[start of SUPPLIED RECORDS]

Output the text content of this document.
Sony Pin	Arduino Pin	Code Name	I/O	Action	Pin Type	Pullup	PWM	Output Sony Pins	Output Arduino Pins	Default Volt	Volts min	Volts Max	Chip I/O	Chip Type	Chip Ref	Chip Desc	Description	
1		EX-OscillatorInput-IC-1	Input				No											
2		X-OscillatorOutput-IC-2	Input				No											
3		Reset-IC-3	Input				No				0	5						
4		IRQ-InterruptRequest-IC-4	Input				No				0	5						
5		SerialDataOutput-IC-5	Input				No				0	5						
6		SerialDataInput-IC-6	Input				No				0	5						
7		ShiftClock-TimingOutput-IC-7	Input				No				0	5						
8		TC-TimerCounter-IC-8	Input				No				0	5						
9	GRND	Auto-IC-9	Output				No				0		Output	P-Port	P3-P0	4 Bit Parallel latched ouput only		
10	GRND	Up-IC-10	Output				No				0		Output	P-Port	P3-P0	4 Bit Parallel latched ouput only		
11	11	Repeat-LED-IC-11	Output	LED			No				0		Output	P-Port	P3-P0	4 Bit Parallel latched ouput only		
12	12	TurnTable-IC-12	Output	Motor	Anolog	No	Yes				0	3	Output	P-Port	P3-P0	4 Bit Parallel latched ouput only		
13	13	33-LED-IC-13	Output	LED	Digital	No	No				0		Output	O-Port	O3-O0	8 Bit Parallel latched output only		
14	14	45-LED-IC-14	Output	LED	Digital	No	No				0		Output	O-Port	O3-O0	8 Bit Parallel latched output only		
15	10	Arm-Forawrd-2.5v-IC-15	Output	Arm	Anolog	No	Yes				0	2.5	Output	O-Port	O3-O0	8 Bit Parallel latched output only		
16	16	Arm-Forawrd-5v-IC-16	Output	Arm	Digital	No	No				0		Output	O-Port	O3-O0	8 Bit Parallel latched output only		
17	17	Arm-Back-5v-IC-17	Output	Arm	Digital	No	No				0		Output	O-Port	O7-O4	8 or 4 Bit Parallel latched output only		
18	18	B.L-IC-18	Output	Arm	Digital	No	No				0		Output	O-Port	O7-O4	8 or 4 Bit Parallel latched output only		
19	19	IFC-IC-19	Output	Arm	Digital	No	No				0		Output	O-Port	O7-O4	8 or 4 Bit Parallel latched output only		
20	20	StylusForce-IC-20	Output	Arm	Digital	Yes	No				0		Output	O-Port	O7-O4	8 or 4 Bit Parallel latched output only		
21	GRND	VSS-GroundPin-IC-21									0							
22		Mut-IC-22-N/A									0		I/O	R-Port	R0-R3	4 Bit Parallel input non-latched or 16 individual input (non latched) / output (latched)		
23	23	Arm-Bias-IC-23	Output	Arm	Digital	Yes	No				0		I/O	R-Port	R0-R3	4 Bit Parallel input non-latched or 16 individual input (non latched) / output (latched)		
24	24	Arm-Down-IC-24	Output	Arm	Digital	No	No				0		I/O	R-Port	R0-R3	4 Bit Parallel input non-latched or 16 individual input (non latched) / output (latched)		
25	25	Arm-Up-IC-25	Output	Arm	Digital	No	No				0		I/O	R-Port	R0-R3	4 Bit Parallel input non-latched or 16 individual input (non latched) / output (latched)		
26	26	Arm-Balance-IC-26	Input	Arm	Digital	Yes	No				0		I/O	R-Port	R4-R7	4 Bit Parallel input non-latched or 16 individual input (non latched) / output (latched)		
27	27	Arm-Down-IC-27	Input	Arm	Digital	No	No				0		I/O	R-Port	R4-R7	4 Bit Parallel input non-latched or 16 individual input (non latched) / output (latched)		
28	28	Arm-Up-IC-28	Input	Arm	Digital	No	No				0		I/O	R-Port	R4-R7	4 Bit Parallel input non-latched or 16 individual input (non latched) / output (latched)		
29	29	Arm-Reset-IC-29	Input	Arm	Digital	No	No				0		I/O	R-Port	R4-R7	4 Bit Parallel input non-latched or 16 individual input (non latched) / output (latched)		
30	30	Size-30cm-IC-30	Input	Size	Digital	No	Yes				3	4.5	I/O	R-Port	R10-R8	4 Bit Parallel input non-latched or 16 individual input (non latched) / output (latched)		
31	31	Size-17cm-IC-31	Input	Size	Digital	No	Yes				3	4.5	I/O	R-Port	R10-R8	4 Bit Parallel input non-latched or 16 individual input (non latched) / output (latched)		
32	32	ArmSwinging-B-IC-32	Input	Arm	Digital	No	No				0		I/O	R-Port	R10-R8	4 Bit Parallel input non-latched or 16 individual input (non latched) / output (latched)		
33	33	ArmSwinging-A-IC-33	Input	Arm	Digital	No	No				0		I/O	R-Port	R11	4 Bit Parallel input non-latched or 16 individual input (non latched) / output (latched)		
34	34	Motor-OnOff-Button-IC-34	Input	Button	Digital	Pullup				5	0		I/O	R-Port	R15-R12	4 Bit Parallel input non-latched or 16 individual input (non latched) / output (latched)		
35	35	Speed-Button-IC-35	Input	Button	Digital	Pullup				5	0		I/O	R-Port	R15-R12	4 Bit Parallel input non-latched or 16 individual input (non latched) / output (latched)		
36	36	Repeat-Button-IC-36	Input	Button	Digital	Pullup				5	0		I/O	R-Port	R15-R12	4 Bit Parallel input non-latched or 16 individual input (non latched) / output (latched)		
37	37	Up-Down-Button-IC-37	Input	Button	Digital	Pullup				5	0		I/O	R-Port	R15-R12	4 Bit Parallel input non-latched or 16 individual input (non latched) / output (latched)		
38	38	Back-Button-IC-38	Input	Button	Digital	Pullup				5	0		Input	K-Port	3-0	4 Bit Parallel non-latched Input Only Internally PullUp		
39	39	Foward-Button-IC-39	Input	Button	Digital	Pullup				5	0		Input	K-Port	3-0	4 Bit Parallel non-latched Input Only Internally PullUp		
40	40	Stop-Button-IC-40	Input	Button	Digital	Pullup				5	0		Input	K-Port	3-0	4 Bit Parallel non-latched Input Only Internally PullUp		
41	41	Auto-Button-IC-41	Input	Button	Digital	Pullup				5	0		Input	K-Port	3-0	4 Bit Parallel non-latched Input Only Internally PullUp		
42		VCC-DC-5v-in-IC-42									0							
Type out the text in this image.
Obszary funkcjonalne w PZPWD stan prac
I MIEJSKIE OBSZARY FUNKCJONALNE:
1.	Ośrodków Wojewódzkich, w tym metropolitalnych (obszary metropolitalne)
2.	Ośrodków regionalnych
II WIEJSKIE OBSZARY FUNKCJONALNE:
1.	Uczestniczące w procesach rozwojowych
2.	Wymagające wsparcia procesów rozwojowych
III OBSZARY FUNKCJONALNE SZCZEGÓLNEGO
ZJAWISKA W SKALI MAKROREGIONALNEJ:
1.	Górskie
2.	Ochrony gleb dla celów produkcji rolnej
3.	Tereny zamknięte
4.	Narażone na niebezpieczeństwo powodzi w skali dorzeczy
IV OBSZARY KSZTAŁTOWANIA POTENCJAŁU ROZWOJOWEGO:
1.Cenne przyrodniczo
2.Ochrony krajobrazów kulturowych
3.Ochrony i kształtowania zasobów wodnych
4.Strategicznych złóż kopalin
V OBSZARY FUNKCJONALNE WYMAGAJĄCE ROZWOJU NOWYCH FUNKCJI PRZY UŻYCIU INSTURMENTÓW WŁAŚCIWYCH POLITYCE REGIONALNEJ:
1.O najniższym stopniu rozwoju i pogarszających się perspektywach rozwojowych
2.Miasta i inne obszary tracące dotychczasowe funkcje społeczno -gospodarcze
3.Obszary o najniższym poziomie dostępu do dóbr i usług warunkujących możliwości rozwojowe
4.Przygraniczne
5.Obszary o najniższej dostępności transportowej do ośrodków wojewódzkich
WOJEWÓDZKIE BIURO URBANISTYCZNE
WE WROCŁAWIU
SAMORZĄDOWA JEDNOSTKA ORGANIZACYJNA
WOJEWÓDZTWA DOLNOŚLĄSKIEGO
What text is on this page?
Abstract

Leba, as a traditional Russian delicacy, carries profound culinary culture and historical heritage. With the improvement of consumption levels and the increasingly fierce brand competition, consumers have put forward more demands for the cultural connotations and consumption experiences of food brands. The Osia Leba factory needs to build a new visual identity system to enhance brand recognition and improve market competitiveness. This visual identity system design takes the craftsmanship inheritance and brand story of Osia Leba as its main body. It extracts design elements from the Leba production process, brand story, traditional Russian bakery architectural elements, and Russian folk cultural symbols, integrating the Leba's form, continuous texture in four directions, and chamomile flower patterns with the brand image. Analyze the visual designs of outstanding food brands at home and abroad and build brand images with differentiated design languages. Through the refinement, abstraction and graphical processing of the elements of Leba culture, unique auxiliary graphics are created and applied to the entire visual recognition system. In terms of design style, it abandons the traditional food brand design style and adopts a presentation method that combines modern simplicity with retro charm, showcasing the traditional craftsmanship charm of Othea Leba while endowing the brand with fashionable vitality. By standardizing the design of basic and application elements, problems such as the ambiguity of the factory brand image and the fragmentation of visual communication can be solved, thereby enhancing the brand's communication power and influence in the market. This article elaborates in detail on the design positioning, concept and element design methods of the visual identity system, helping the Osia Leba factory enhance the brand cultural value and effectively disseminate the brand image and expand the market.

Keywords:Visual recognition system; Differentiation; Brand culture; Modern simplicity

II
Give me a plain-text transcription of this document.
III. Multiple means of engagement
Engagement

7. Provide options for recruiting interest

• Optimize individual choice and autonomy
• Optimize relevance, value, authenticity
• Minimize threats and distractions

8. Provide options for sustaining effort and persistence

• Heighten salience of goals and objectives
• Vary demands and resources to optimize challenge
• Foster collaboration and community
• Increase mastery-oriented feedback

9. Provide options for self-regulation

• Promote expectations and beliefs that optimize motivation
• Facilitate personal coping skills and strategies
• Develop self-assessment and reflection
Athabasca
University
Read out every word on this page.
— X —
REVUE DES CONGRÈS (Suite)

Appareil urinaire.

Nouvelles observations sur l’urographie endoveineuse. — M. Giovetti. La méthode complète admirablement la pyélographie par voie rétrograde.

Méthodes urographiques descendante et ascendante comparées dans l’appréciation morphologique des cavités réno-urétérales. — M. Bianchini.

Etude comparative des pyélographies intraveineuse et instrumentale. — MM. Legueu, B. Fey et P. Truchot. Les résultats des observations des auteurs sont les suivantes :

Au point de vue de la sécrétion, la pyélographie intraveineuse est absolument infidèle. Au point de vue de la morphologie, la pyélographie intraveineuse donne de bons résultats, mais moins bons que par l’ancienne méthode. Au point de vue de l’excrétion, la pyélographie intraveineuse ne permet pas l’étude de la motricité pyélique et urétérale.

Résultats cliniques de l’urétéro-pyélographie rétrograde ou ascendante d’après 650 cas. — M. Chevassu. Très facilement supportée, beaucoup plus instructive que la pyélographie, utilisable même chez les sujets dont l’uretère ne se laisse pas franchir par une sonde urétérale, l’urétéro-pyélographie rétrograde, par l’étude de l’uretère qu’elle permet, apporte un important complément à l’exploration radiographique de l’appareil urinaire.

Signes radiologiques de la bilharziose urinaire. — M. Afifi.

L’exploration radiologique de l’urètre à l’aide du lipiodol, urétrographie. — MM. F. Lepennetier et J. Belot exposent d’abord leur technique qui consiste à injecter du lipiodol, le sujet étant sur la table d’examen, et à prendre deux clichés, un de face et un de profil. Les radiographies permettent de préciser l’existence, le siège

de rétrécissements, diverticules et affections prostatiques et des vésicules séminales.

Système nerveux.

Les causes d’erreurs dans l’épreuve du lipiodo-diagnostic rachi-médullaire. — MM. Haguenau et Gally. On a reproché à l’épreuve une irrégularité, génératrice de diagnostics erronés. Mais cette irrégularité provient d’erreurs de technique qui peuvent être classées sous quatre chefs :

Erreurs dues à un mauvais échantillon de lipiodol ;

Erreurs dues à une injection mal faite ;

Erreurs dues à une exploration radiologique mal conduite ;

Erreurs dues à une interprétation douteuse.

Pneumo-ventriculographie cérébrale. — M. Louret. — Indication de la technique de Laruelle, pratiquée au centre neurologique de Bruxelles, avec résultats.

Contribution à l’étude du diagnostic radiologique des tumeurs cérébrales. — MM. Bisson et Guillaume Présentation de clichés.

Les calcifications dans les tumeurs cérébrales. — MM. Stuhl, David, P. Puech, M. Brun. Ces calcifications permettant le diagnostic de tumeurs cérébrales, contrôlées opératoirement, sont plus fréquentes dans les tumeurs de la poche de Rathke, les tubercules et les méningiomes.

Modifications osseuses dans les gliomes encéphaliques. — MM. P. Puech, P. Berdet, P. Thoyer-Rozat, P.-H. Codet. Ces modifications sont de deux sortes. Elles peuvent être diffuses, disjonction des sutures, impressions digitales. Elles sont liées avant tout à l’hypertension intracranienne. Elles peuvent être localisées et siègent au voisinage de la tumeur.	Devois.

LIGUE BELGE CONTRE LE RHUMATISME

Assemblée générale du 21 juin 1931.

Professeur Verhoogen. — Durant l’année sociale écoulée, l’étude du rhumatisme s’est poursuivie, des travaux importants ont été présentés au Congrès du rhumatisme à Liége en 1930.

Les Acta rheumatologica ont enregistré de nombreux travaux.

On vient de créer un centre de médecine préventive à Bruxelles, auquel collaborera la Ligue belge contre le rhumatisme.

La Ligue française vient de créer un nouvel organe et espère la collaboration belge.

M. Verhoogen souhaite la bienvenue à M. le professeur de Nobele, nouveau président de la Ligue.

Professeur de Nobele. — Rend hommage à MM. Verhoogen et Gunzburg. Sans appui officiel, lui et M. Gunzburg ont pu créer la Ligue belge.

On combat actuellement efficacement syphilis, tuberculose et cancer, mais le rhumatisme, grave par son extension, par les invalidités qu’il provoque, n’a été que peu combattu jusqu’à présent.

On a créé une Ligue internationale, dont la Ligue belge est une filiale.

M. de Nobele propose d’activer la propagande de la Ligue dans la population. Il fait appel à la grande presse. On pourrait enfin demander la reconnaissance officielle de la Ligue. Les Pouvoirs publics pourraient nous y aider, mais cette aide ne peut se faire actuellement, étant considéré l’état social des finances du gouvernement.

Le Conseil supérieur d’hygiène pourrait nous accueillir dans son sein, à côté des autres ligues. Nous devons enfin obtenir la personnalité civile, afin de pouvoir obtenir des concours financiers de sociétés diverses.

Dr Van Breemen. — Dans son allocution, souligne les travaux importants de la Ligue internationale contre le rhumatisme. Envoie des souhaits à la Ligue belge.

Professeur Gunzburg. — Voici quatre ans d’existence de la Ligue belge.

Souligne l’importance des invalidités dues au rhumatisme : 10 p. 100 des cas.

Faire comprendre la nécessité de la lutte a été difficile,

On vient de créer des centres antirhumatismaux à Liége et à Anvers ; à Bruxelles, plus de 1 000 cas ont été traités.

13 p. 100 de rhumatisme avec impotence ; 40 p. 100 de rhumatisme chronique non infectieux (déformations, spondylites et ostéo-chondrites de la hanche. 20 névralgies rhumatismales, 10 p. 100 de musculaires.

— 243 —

[end of SUPPLIED RECORDS]

**PROBLEM DETAILS:** Only the number is wanted: how many lines above include the word "document"?

**THE COMPLETED TASK:** 2